====== PROVIDED DATA ======

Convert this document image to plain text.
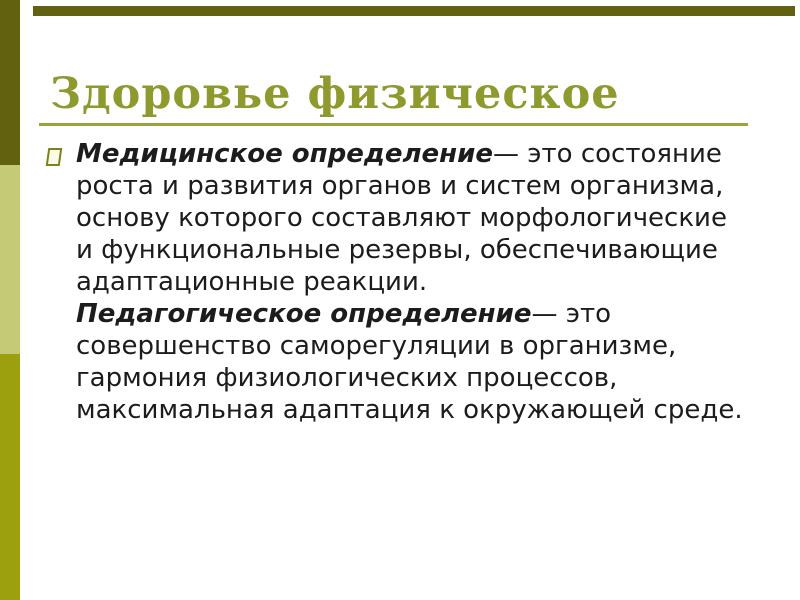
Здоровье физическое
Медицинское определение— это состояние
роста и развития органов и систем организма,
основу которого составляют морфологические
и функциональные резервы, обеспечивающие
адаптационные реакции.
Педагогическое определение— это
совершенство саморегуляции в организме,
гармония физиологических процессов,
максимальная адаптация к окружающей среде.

======

● CHALLENGE: Transcribe the material exactly, keeping every word and none of the pictures.

● THE OUTPUT:
Convert this document image to plain text.
Здоровье физическое
Медицинское определение— это состояние
роста и развития органов и систем организма,
основу которого составляют морфологические
и функциональные резервы, обеспечивающие
адаптационные реакции.
Педагогическое определение— это
совершенство саморегуляции в организме,
гармония физиологических процессов,
максимальная адаптация к окружающей среде.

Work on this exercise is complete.